Some records:
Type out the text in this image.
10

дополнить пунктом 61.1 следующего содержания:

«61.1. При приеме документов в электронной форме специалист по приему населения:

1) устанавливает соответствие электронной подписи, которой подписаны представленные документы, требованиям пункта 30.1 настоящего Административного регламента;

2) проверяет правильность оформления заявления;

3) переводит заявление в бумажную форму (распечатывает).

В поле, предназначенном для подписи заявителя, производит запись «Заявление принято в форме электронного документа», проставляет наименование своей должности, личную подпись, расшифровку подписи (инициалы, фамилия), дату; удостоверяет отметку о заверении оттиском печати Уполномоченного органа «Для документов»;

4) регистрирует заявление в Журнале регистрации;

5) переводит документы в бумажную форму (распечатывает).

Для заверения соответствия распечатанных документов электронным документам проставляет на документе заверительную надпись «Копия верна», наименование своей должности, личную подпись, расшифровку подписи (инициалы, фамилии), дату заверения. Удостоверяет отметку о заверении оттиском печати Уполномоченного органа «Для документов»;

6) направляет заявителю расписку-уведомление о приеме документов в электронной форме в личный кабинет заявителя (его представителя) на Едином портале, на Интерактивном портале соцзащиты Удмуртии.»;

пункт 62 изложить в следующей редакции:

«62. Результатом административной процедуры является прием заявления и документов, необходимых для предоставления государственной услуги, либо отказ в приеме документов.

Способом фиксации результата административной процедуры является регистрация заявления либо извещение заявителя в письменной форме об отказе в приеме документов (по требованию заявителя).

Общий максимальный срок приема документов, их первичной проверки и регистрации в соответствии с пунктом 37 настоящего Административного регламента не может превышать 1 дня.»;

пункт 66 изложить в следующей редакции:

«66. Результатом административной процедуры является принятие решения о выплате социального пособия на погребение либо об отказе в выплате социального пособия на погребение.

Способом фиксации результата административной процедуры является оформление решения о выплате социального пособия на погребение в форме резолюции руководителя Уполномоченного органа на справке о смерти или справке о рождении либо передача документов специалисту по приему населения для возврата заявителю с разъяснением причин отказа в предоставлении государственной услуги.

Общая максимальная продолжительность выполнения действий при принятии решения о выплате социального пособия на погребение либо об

[Exercise]
Set down every record above exactly as given.

[Final answer]
Type out the text in this image.
10

дополнить пунктом 61.1 следующего содержания:

«61.1. При приеме документов в электронной форме специалист по приему населения:

1) устанавливает соответствие электронной подписи, которой подписаны представленные документы, требованиям пункта 30.1 настоящего Административного регламента;

2) проверяет правильность оформления заявления;

3) переводит заявление в бумажную форму (распечатывает).

В поле, предназначенном для подписи заявителя, производит запись «Заявление принято в форме электронного документа», проставляет наименование своей должности, личную подпись, расшифровку подписи (инициалы, фамилия), дату; удостоверяет отметку о заверении оттиском печати Уполномоченного органа «Для документов»;

4) регистрирует заявление в Журнале регистрации;

5) переводит документы в бумажную форму (распечатывает).

Для заверения соответствия распечатанных документов электронным документам проставляет на документе заверительную надпись «Копия верна», наименование своей должности, личную подпись, расшифровку подписи (инициалы, фамилии), дату заверения. Удостоверяет отметку о заверении оттиском печати Уполномоченного органа «Для документов»;

6) направляет заявителю расписку-уведомление о приеме документов в электронной форме в личный кабинет заявителя (его представителя) на Едином портале, на Интерактивном портале соцзащиты Удмуртии.»;

пункт 62 изложить в следующей редакции:

«62. Результатом административной процедуры является прием заявления и документов, необходимых для предоставления государственной услуги, либо отказ в приеме документов.

Способом фиксации результата административной процедуры является регистрация заявления либо извещение заявителя в письменной форме об отказе в приеме документов (по требованию заявителя).

Общий максимальный срок приема документов, их первичной проверки и регистрации в соответствии с пунктом 37 настоящего Административного регламента не может превышать 1 дня.»;

пункт 66 изложить в следующей редакции:

«66. Результатом административной процедуры является принятие решения о выплате социального пособия на погребение либо об отказе в выплате социального пособия на погребение.

Способом фиксации результата административной процедуры является оформление решения о выплате социального пособия на погребение в форме резолюции руководителя Уполномоченного органа на справке о смерти или справке о рождении либо передача документов специалисту по приему населения для возврата заявителю с разъяснением причин отказа в предоставлении государственной услуги.

Общая максимальная продолжительность выполнения действий при принятии решения о выплате социального пособия на погребение либо об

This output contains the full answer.